:: Exercise requirements ::
Search the records below for the word "odrůdy" and show every line where it occurs.
BEGIN Record list
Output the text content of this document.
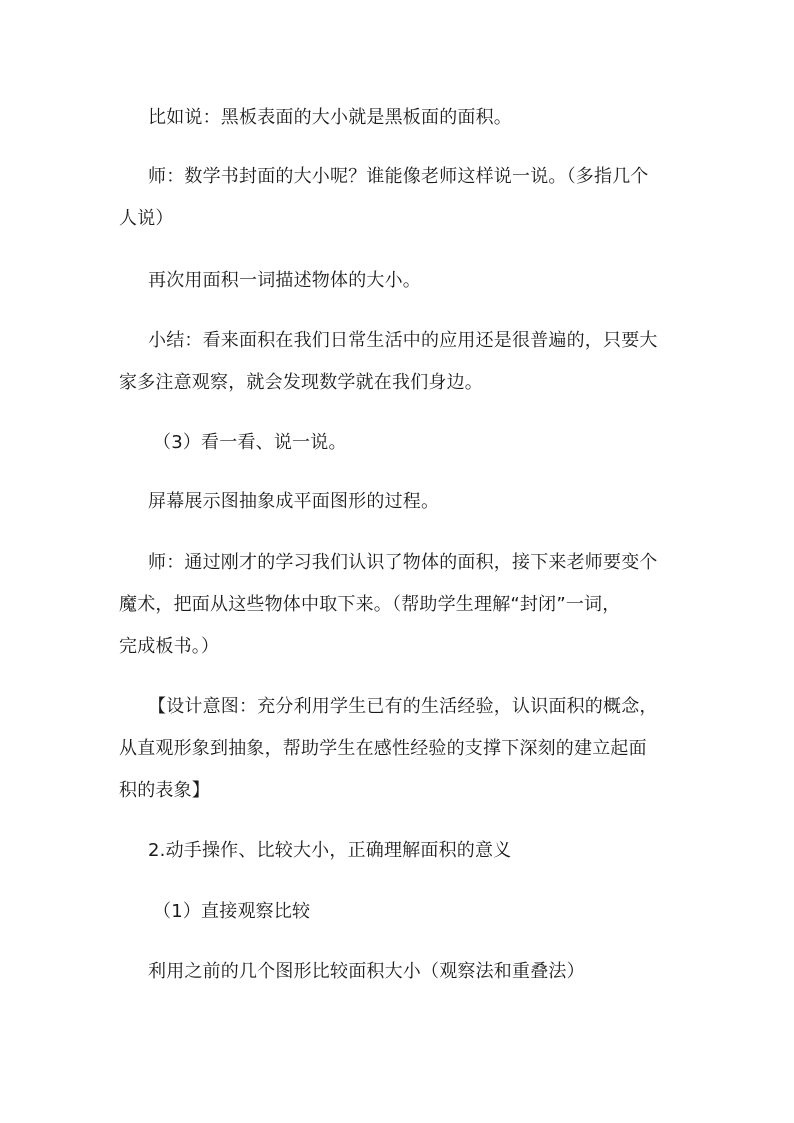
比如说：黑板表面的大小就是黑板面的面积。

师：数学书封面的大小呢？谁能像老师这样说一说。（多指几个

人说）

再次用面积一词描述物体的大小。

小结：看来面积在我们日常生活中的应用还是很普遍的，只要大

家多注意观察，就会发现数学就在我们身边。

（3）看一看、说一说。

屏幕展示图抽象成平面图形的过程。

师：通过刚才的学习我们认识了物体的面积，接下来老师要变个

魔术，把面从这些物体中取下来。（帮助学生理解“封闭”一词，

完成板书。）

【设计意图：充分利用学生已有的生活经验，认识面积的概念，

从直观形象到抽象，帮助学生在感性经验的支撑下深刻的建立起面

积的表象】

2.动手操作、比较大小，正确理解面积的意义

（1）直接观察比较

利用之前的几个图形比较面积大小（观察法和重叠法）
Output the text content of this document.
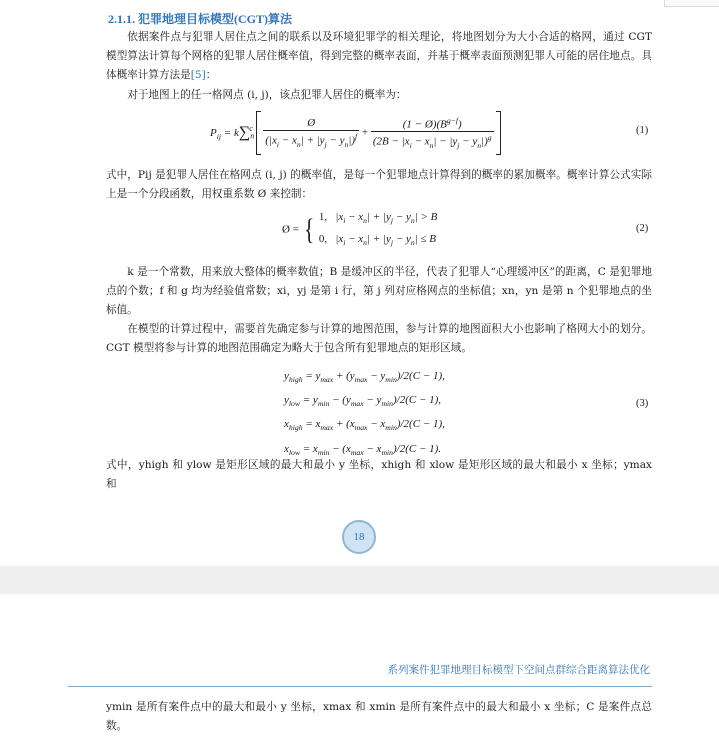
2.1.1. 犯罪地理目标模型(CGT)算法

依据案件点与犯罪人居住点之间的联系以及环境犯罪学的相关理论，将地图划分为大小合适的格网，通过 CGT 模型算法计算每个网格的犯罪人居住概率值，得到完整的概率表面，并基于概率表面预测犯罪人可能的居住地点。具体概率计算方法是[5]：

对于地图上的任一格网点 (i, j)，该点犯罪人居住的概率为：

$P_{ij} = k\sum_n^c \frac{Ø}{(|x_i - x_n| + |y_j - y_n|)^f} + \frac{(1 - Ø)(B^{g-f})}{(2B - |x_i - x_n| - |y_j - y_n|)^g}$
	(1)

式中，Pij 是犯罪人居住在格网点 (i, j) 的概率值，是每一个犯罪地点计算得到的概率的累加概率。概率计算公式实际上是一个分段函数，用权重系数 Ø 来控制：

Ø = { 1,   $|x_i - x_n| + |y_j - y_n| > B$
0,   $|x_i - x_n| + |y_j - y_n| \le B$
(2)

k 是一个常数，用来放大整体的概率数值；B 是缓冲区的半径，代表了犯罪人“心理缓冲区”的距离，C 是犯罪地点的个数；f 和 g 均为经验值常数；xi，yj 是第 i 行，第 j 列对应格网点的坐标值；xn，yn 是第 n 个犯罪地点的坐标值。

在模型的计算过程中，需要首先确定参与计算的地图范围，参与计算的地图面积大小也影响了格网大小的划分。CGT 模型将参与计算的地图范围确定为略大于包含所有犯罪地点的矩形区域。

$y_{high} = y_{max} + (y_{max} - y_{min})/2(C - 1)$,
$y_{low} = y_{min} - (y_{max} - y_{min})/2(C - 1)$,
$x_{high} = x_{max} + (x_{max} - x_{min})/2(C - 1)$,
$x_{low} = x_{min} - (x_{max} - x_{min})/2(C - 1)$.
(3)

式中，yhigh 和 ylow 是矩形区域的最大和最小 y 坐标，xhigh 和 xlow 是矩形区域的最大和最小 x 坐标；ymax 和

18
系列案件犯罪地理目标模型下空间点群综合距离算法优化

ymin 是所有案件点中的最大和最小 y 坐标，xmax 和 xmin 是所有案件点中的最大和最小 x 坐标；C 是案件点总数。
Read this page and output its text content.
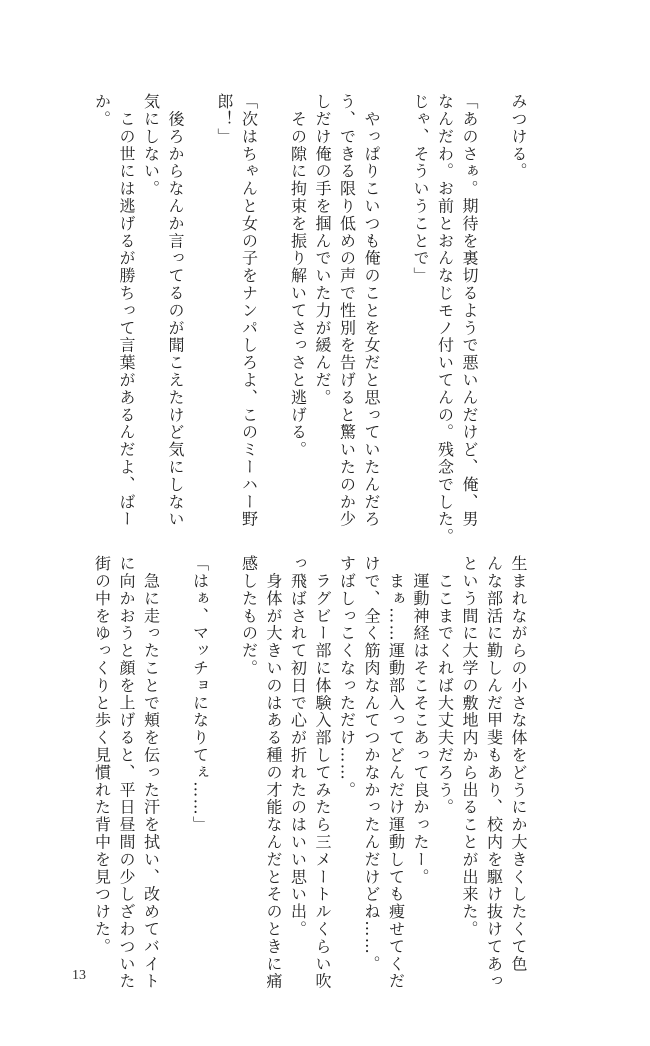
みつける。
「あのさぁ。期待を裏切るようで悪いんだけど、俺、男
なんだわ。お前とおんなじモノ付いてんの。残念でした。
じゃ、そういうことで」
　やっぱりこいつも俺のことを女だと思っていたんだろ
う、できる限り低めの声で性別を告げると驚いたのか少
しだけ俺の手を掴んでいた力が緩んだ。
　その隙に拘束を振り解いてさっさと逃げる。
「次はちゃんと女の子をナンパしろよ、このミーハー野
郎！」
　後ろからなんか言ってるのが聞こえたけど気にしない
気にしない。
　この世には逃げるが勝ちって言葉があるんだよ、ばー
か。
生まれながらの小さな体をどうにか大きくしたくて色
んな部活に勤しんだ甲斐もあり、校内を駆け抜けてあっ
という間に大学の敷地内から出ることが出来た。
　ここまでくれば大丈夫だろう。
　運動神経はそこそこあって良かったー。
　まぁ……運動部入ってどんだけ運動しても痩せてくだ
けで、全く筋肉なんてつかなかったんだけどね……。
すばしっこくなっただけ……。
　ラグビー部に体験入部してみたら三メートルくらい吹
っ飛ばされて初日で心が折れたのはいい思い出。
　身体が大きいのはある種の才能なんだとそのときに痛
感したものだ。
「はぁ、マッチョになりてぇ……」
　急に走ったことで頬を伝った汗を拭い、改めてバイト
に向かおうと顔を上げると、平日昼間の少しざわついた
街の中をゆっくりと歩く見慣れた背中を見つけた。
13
END Record list
BEGIN Record list
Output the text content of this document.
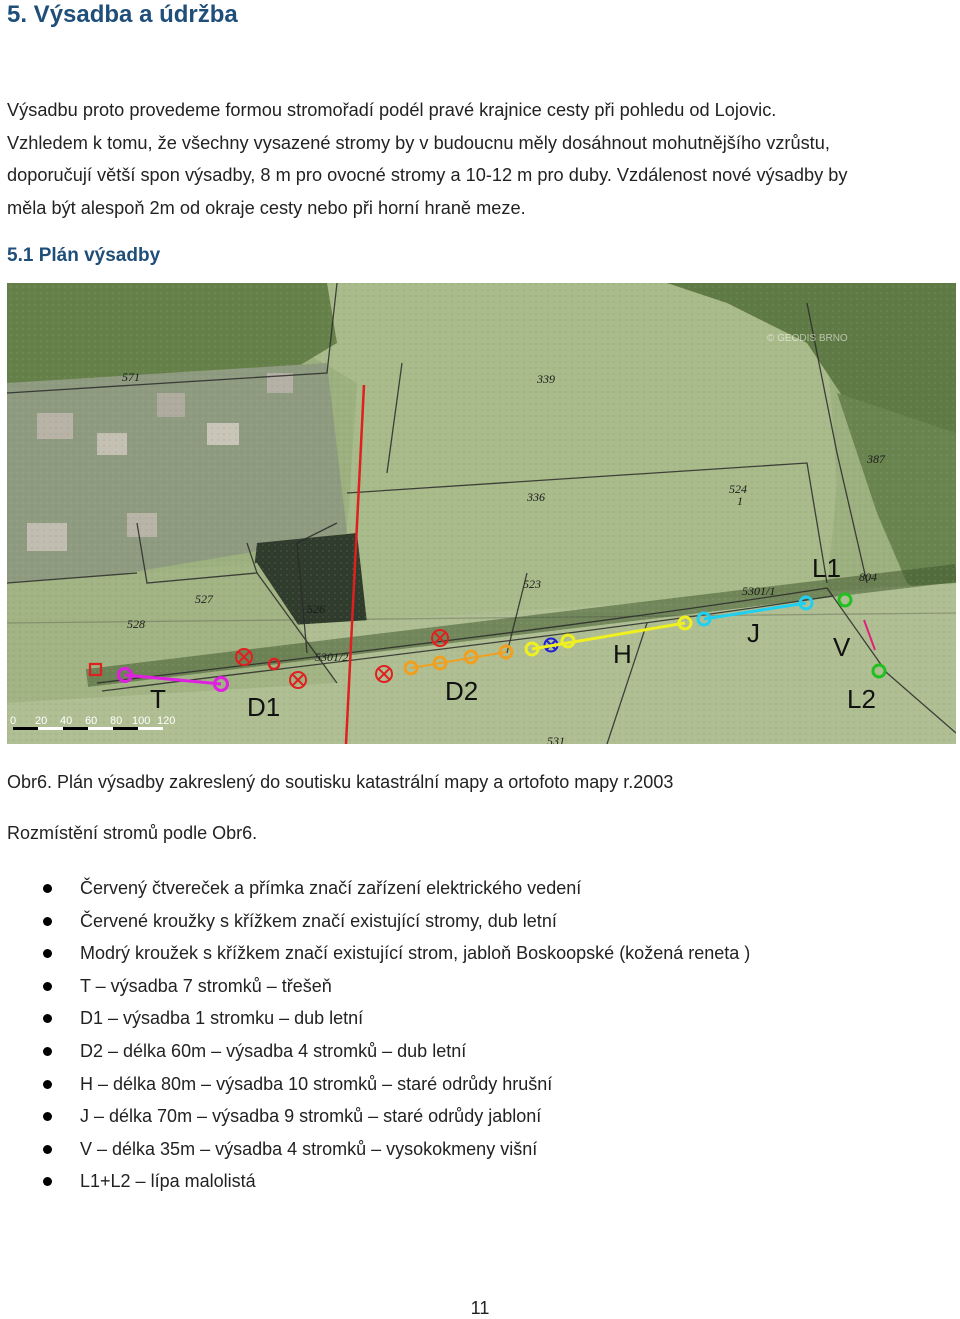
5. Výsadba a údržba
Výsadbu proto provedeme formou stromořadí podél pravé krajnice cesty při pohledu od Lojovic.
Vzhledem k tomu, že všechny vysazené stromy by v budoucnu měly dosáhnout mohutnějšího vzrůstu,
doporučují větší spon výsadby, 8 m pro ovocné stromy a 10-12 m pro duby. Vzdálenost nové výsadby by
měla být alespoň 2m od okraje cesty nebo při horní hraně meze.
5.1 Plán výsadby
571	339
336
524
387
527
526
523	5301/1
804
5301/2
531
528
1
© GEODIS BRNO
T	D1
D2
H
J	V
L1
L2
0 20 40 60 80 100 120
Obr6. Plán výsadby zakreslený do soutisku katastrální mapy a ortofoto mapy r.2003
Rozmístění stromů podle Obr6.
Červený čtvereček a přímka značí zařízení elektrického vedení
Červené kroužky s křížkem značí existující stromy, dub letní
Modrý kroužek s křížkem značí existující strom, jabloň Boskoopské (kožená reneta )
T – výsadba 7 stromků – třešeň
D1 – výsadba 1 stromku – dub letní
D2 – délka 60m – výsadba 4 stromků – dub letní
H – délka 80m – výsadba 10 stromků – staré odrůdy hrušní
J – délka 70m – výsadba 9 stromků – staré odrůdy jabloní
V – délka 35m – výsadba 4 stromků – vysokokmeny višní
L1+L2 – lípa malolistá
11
END Record list
:: The output ::
H – délka 80m – výsadba 10 stromků – staré odrůdy hrušní
J – délka 70m – výsadba 9 stromků – staré odrůdy jabloní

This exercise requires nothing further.